#### Stated task 1
Reproduce the passage of the Dover Days article from "The Dover Church, meanwhile, spent" to "inflatable rock-climbing wall.".
#### Stated task 2
In the Dover Days article, who won the Dover Dash 5K?

#### Document text
Just ahead of the rain on Saturday, Dover held its annual Dover Days celebration, during which various local businesses, churches and town departments set up booths to sell their goods, advertise their services and goods, and partake in the town’s community spirit.

Many of the booths had activities for both kids and adults. A local gym sported a rowing machine, and the various Dover-Sherborn athletes present flocked to it immediately. The gym had made a competition out of the rowing and documented the winners. As a result, many people tried to one-up the current champion; the machine was never without a crowd around it.

The Dover Church, meanwhile, spent its time constructing wheelchair ramps and looking for the help of any of the kids walking by. At one point, a little girl helped screw in one of the crossbeams, which prompted her mother to joke: “I won’t let her crack the eggs when we’re cooking, and now she’s using power tools.”

A live animal presentation, complete with snakes and frogs, got plenty of kids excited, while a “touch-a-truck” event with an ambulance had people lined up to take a look inside while healthy.

Beyond that, there was cornhole, bouncy castles, and an inflatable rock-climbing wall.

A little boy heads down one of the inflatable slides at Dover Days.

A little boy heads down one of the inflatable slides at Dover Days.

On top of the various booths, the community relished this year’s iteration of the annual Dover Dash 5K and Fun Run. The children’s race was a quick loop, though the kids did wear bib numbers, making it look very official. There were even commentators, Dover-Sherborn cross country runners Toby Sagar and Bradley Peterson, broadcasting a podcast that both encouraged people to register for the race and cheered runners on as they ran.

“We were kind of just having a podcast for fun and kind of commenting on the race,” they explained. “[We’re] trying to bring more people in, get more people to sign up for the fun run, and raise more money for the team.”

The 5K started with a DS jacket-adorned resident playing “First Call,” the melody that heralds the beginning of horse races, on trumpet. When the runners took off, the giant digital clock that had been counting down the time until the 5K began turned into the official race clock.

The winner of the Dover Dash 5K was George Doherty, a 56-year-old resident of Dover who has run twenty marathons, including fifteen Boston Marathons, all of which he ran as a qualifier. Doherty barely beat out one of his competitors; while it was not a photo finish, the second-place runner was just a couple strides away, coming down the final stretch.

“I just spent the race trying to avoid having the young guys catch me,” said Doherty. “Actually, [my time] was a little slower than I would have liked, but it got the job done.”

#### Dataset extract

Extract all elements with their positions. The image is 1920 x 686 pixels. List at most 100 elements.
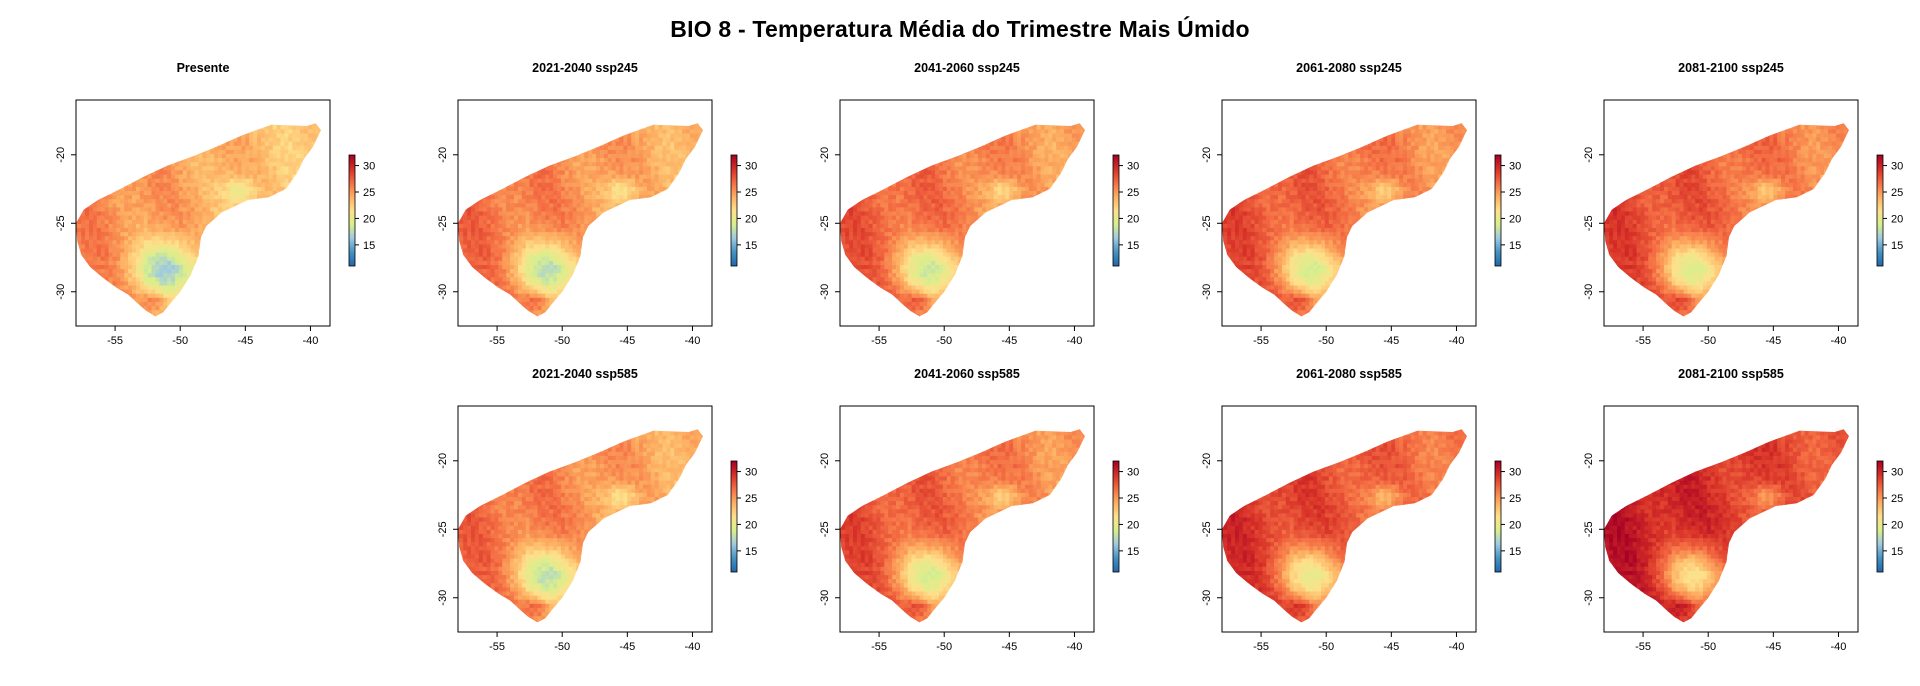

#### Exercise answer 1
The Dover Church, meanwhile, spent its time constructing wheelchair ramps and looking for the help of any of the kids walking by. At one point, a little girl helped screw in one of the crossbeams, which prompted her mother to joke: “I won’t let her crack the eggs when we’re cooking, and now she’s using power tools.”

A live animal presentation, complete with snakes and frogs, got plenty of kids excited, while a “touch-a-truck” event with an ambulance had people lined up to take a look inside while healthy.

Beyond that, there was cornhole, bouncy castles, and an inflatable rock-climbing wall.

#### Exercise answer 2
George Doherty, a 56-year-old Dover resident, won the Dover Dash 5K.